§ Task description
Reproduce the power rule lesson starting at "Why is the corner" and ending at "term you keep.", with "sloppiness" changed to "carelessness".

start Document excerpt

The power rule, from geometry

Last lesson, computing the derivative of t squared and t cubed from scratch, two answers fell out: the derivative of t squared is 2t, and the derivative of t cubed is 3 t squared. Lined up, they show a pattern. The exponent comes down to the front as a multiplier, and the exponent itself drops by one:

d/dt(t^2) = 2·t^1
d/dt(t^3) = 3·t^2

The conjecture writes itself: the derivative of t to the n is n times t to the n minus one. This is the power rule, the single most-used fact in differentiation. But a pattern guessed from two cases is not understanding. This lesson shows why it is true, by reasoning about geometry rather than expanding binomials, and the reason is so clean you will never need to grind through the binomial t plus the nudge, all raised to the n, again.

Why the derivative of t² is 2t: a growing square

Picture t squared as the literal area of a square with side length t. Now nudge the side out by a tiny amount, the nudge, making it t plus the nudge. How much area did you add?

The square grew along two edges. You added a thin strip along the top (length t, width the nudge, area t times the nudge) and an identical strip along the right side (another t times the nudge). Where those two strips meet in the corner, you also added a tiny square of side the nudge, area the nudge squared. So the total area added is:

added area = 2·(t · dt) + dt^2 = 2t·dt + dt^2

The rate of change is the added area divided by the nudge: 2t plus the nudge. As the nudge shrinks to zero, the corner term, the nudge squared, is negligible (a tiny square against two long strips), so the nudge vanishes and you are left with 2t. The derivative of t squared is 2t, and now you can see where the pieces come from: the 2 is the two strips that grew, and the t is the length of each strip.

Why is the corner safe to drop? Compare sizes. The two strips together add about 2t times the nudge, an amount proportional to the nudge. The corner adds the nudge squared, the product of two shrinking quantities. When the nudge is 0.001, each strip contributes roughly 0.001 times t while the corner contributes 0.000001, a thousand times smaller, and the gap only widens as the nudge shrinks further. In the limit the corner’s share of the rate is exactly zero. Discarding the higher-power nudge terms is not sloppiness; it is the precise statement that they vanish faster than the term you keep.

end Document excerpt
start Entries supplied

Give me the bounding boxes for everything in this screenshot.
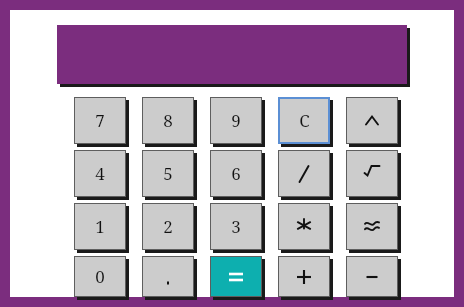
button[interactable]: Power	[346, 97, 398, 144]
button[interactable]: 9	[210, 97, 262, 144]
button[interactable]: Decimal point	[142, 256, 194, 297]
button[interactable]: 3	[210, 203, 262, 250]
button[interactable]: 7	[74, 97, 126, 144]
button[interactable]: Approximately	[346, 203, 398, 250]
staticText: 6	[231, 162, 241, 185]
staticText: 4	[95, 162, 105, 185]
button[interactable]: 4	[74, 150, 126, 197]
button[interactable]: 5	[142, 150, 194, 197]
staticText: C	[299, 109, 310, 132]
button[interactable]: 2	[142, 203, 194, 250]
staticText: 5	[163, 162, 173, 185]
staticText: 8	[163, 109, 173, 132]
button[interactable]: Square root	[346, 150, 398, 197]
button[interactable]: Plus	[278, 256, 330, 297]
button[interactable]: Minus	[346, 256, 398, 297]
button[interactable]: 6	[210, 150, 262, 197]
button[interactable]: 1	[74, 203, 126, 250]
staticText: 2	[163, 215, 173, 238]
staticText: 7	[95, 109, 105, 132]
staticText: 9	[231, 109, 241, 132]
staticText: 3	[231, 215, 241, 238]
staticText: 0	[95, 265, 105, 288]
button[interactable]: Divide	[278, 150, 330, 197]
button[interactable]: 8	[142, 97, 194, 144]
button[interactable]: 0	[74, 256, 126, 297]
staticText: 1	[95, 215, 105, 238]
button[interactable]: Equals	[210, 256, 262, 297]
button[interactable]: Multiply	[278, 203, 330, 250]
button[interactable]: Clear	[278, 97, 330, 144]
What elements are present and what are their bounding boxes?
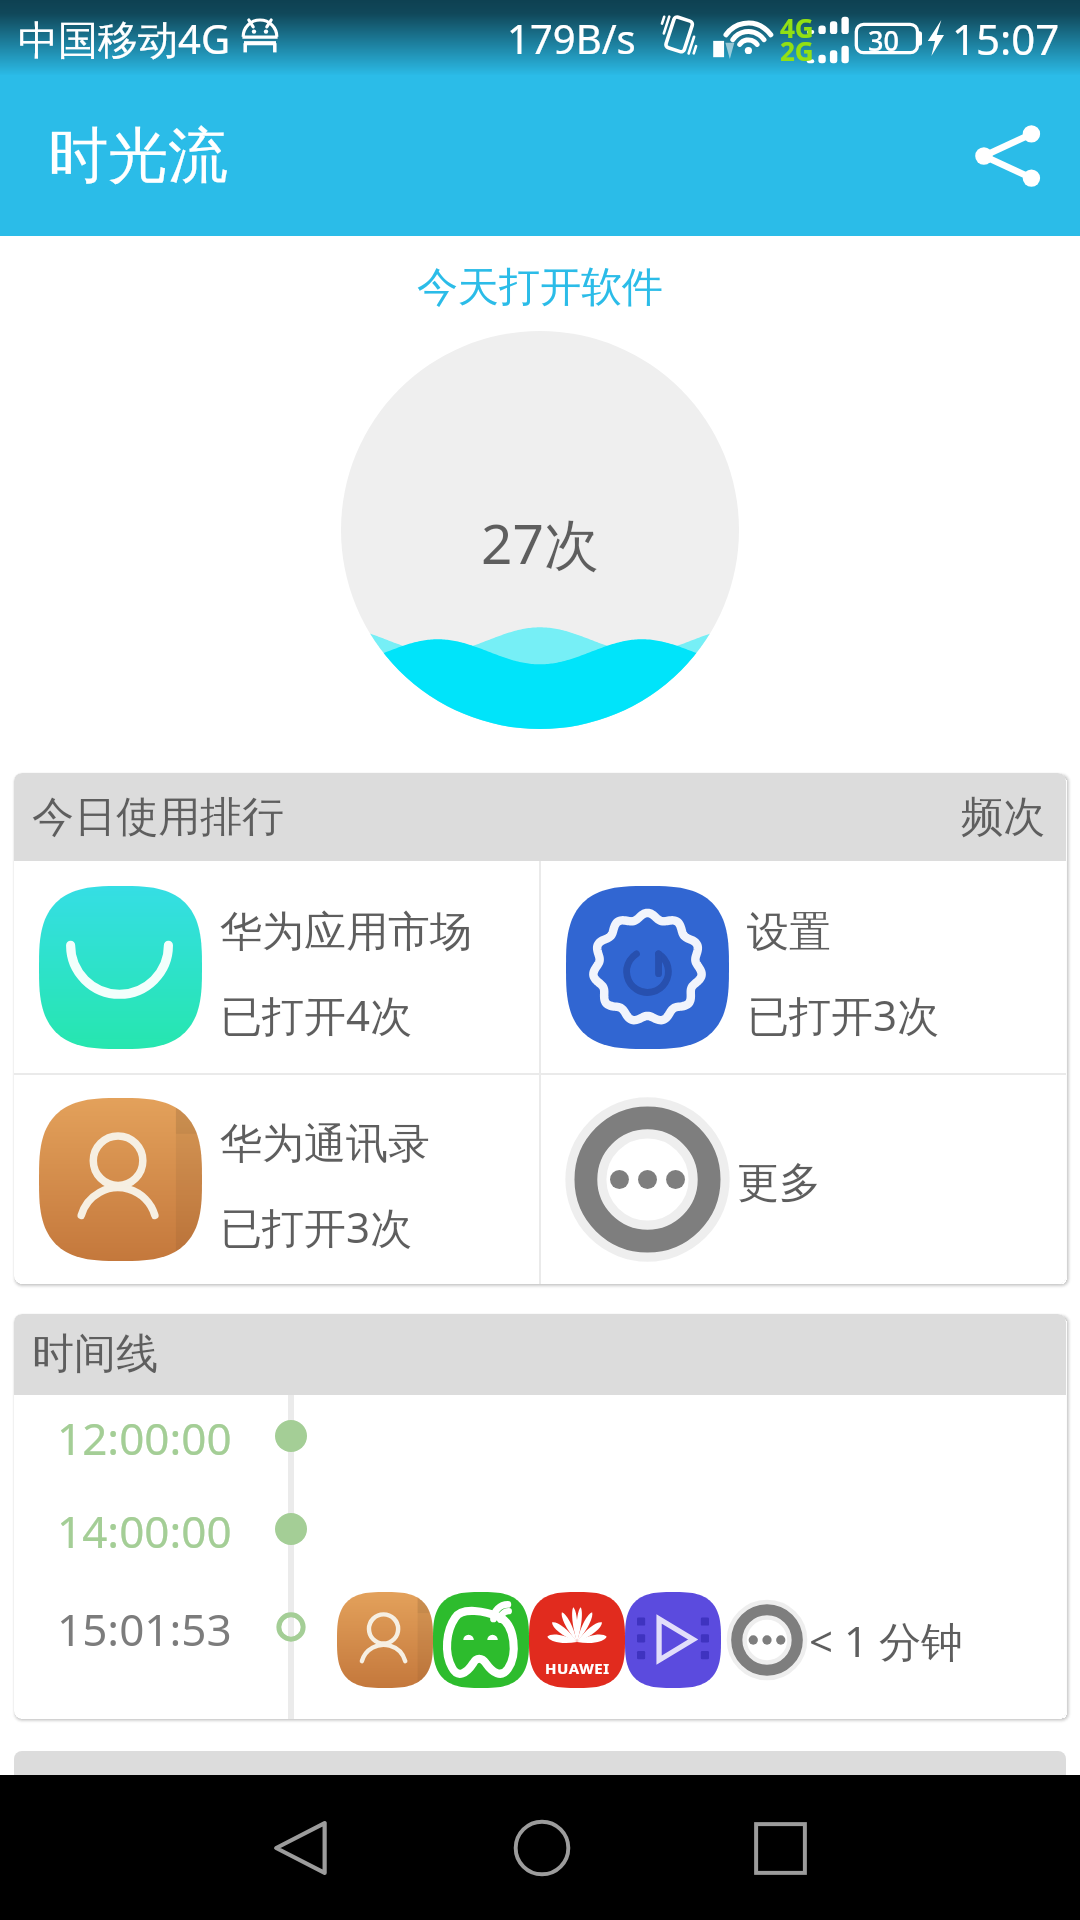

end Entries supplied

§ Answer below
Why is the corner safe to drop? Compare sizes. The two strips together add about 2t times the nudge, an amount proportional to the nudge. The corner adds the nudge squared, the product of two shrinking quantities. When the nudge is 0.001, each strip contributes roughly 0.001 times t while the corner contributes 0.000001, a thousand times smaller, and the gap only widens as the nudge shrinks further. In the limit the corner’s share of the rate is exactly zero. Discarding the higher-power nudge terms is not carelessness; it is the precise statement that they vanish faster than the term you keep.